Recorded data:
********************

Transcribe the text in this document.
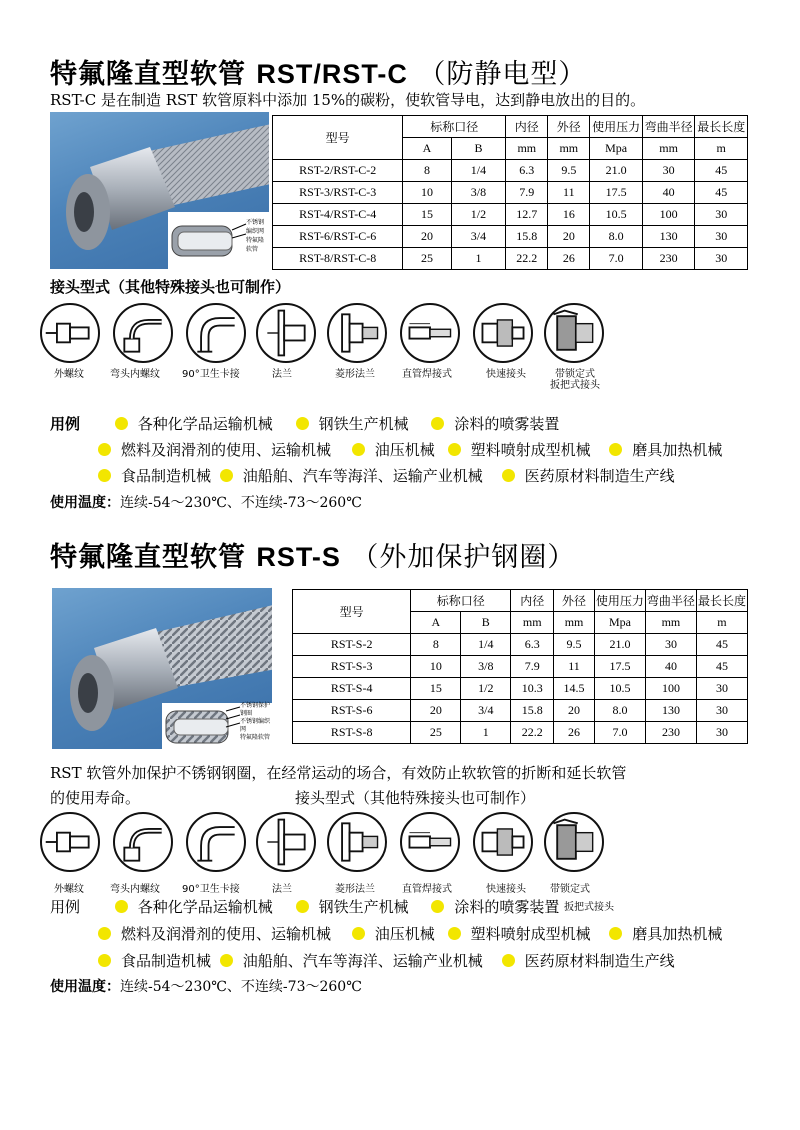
特氟隆直型软管 RST/RST-C （防静电型）
RST-C 是在制造 RST 软管原料中添加 15%的碳粉，使软管导电，达到静电放出的目的。
不锈钢编织网
特氟隆软管
型号	标称口径		内径	外径	使用压力	弯曲半径	最长长度
	A	B	mm	mm	Mpa	mm	m
RST-2/RST-C-2	8	1/4	6.3	9.5	21.0	30	45
RST-3/RST-C-3	10	3/8	7.9	11	17.5	40	45
RST-4/RST-C-4	15	1/2	12.7	16	10.5	100	30
RST-6/RST-C-6	20	3/4	15.8	20	8.0	130	30
RST-8/RST-C-8	25	1	22.2	26	7.0	230	30
接头型式（其他特殊接头也可制作）
外螺纹	弯头内螺纹 90°卫生卡接	法兰	菱形法兰	直管焊接式	快速接头	带锁定式
扳把式接头
用例	各种化学品运输机械	钢铁生产机械	涂料的喷雾装置
燃料及润滑剂的使用、运输机械	油压机械 塑料喷射成型机械	磨具加热机械
食品制造机械 油船舶、汽车等海洋、运输产业机械	医药原材料制造生产线
使用温度：连续-54～230℃、不连续-73～260℃
特氟隆直型软管 RST-S （外加保护钢圈）
不锈钢保护钢圈
不锈钢编织网
特氟隆软管
型号	标称口径		内径	外径	使用压力	弯曲半径	最长长度
	A	B	mm	mm	Mpa	mm	m
RST-S-2	8	1/4	6.3	9.5	21.0	30	45
RST-S-3	10	3/8	7.9	11	17.5	40	45
RST-S-4	15	1/2	10.3	14.5	10.5	100	30
RST-S-6	20	3/4	15.8	20	8.0	130	30
RST-S-8	25	1	22.2	26	7.0	230	30
RST 软管外加保护不锈钢钢圈，在经常运动的场合，有效防止软软管的折断和延长软管
的使用寿命。	接头型式（其他特殊接头也可制作）
外螺纹	弯头内螺纹 90°卫生卡接	法兰	菱形法兰	直管焊接式	快速接头 带锁定式
扳把式接头
用例	各种化学品运输机械	钢铁生产机械	涂料的喷雾装置
燃料及润滑剂的使用、运输机械	油压机械 塑料喷射成型机械	磨具加热机械
食品制造机械 油船舶、汽车等海洋、运输产业机械	医药原材料制造生产线
使用温度：连续-54～230℃、不连续-73～260℃
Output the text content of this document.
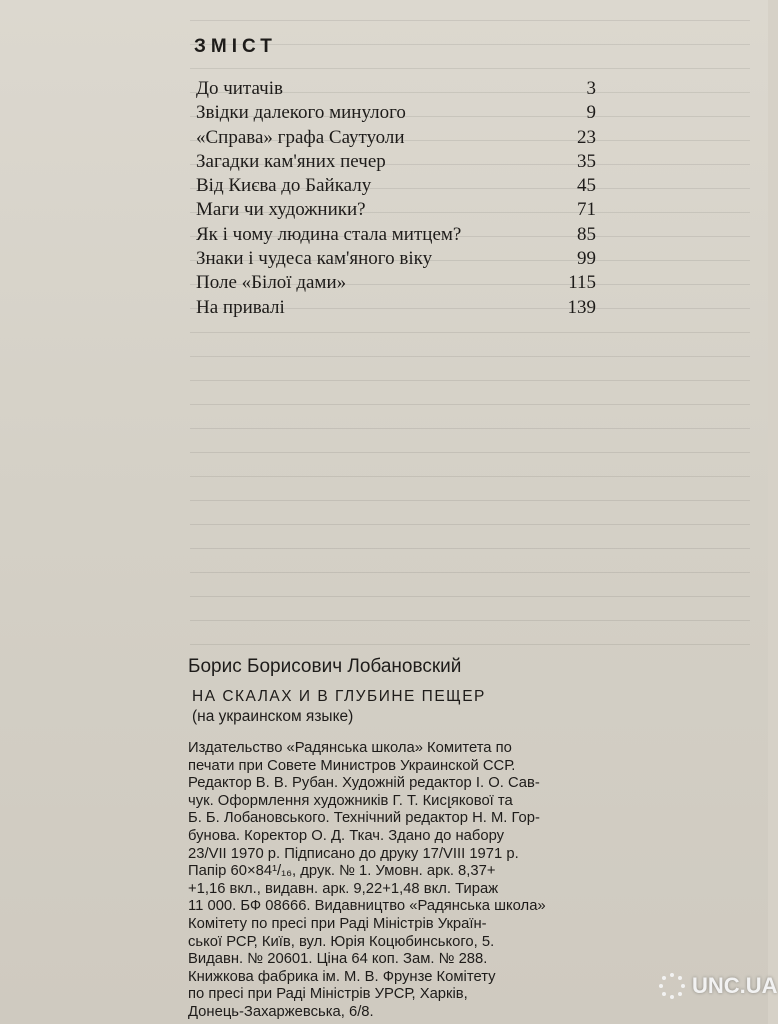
ЗМІСТ
До читачів	3
Звідки далекого минулого	9
«Справа» графа Саутуоли	23
Загадки кам'яних печер	35
Від Києва до Байкалу	45
Маги чи художники?	71
Як і чому людина стала митцем?	85
Знаки і чудеса кам'яного віку	99
Поле «Білої дами»	115
На привалі	139
Борис Борисович Лобановский
НА СКАЛАХ И В ГЛУБИНЕ ПЕЩЕР
(на украинском языке)
Издательство «Радянська школа» Комитета по
печати при Совете Министров Украинской ССР.
Редактор В. В. Рубан. Художній редактор І. О. Сав-
чук. Оформлення художників Г. Т. Кисլякової та
Б. Б. Лобановського. Технічний редактор Н. М. Гор-
бунова. Коректор О. Д. Ткач. Здано до набору
23/VII 1970 р. Підписано до друку 17/VIII 1971 р.
Папір 60×84¹/₁₆, друк. № 1. Умовн. арк. 8,37+
+1,16 вкл., видавн. арк. 9,22+1,48 вкл. Тираж
11 000. БФ 08666. Видавництво «Радянська школа»
Комітету по пресі при Раді Міністрів Україн-
ської РСР, Київ, вул. Юрія Коцюбинського, 5.
Видавн. № 20601. Ціна 64 коп. Зам. № 288.
Книжкова фабрика ім. М. В. Фрунзе Комітету
по пресі при Раді Міністрів УРСР, Харків,
Донець-Захаржевська, 6/8.
UNC.UA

********************

Copy every record above exactly, leaving out any pictures.

Transcribe the text in this document.
特氟隆直型软管 RST/RST-C （防静电型）
RST-C 是在制造 RST 软管原料中添加 15%的碳粉，使软管导电，达到静电放出的目的。
不锈钢编织网
特氟隆软管
型号	标称口径		内径	外径	使用压力	弯曲半径	最长长度
	A	B	mm	mm	Mpa	mm	m
RST-2/RST-C-2	8	1/4	6.3	9.5	21.0	30	45
RST-3/RST-C-3	10	3/8	7.9	11	17.5	40	45
RST-4/RST-C-4	15	1/2	12.7	16	10.5	100	30
RST-6/RST-C-6	20	3/4	15.8	20	8.0	130	30
RST-8/RST-C-8	25	1	22.2	26	7.0	230	30
接头型式（其他特殊接头也可制作）
外螺纹	弯头内螺纹 90°卫生卡接	法兰	菱形法兰	直管焊接式	快速接头	带锁定式
扳把式接头
用例	各种化学品运输机械	钢铁生产机械	涂料的喷雾装置
燃料及润滑剂的使用、运输机械	油压机械 塑料喷射成型机械	磨具加热机械
食品制造机械 油船舶、汽车等海洋、运输产业机械	医药原材料制造生产线
使用温度：连续-54～230℃、不连续-73～260℃
特氟隆直型软管 RST-S （外加保护钢圈）
不锈钢保护钢圈
不锈钢编织网
特氟隆软管
型号	标称口径		内径	外径	使用压力	弯曲半径	最长长度
	A	B	mm	mm	Mpa	mm	m
RST-S-2	8	1/4	6.3	9.5	21.0	30	45
RST-S-3	10	3/8	7.9	11	17.5	40	45
RST-S-4	15	1/2	10.3	14.5	10.5	100	30
RST-S-6	20	3/4	15.8	20	8.0	130	30
RST-S-8	25	1	22.2	26	7.0	230	30
RST 软管外加保护不锈钢钢圈，在经常运动的场合，有效防止软软管的折断和延长软管
的使用寿命。	接头型式（其他特殊接头也可制作）
外螺纹	弯头内螺纹 90°卫生卡接	法兰	菱形法兰	直管焊接式	快速接头 带锁定式
扳把式接头
用例	各种化学品运输机械	钢铁生产机械	涂料的喷雾装置
燃料及润滑剂的使用、运输机械	油压机械 塑料喷射成型机械	磨具加热机械
食品制造机械 油船舶、汽车等海洋、运输产业机械	医药原材料制造生产线
使用温度：连续-54～230℃、不连续-73～260℃
Output the text content of this document.
ЗМІСТ
До читачів	3
Звідки далекого минулого	9
«Справа» графа Саутуоли	23
Загадки кам'яних печер	35
Від Києва до Байкалу	45
Маги чи художники?	71
Як і чому людина стала митцем?	85
Знаки і чудеса кам'яного віку	99
Поле «Білої дами»	115
На привалі	139
Борис Борисович Лобановский
НА СКАЛАХ И В ГЛУБИНЕ ПЕЩЕР
(на украинском языке)
Издательство «Радянська школа» Комитета по
печати при Совете Министров Украинской ССР.
Редактор В. В. Рубан. Художній редактор І. О. Сав-
чук. Оформлення художників Г. Т. Кисլякової та
Б. Б. Лобановського. Технічний редактор Н. М. Гор-
бунова. Коректор О. Д. Ткач. Здано до набору
23/VII 1970 р. Підписано до друку 17/VIII 1971 р.
Папір 60×84¹/₁₆, друк. № 1. Умовн. арк. 8,37+
+1,16 вкл., видавн. арк. 9,22+1,48 вкл. Тираж
11 000. БФ 08666. Видавництво «Радянська школа»
Комітету по пресі при Раді Міністрів Україн-
ської РСР, Київ, вул. Юрія Коцюбинського, 5.
Видавн. № 20601. Ціна 64 коп. Зам. № 288.
Книжкова фабрика ім. М. В. Фрунзе Комітету
по пресі при Раді Міністрів УРСР, Харків,
Донець-Захаржевська, 6/8.
UNC.UA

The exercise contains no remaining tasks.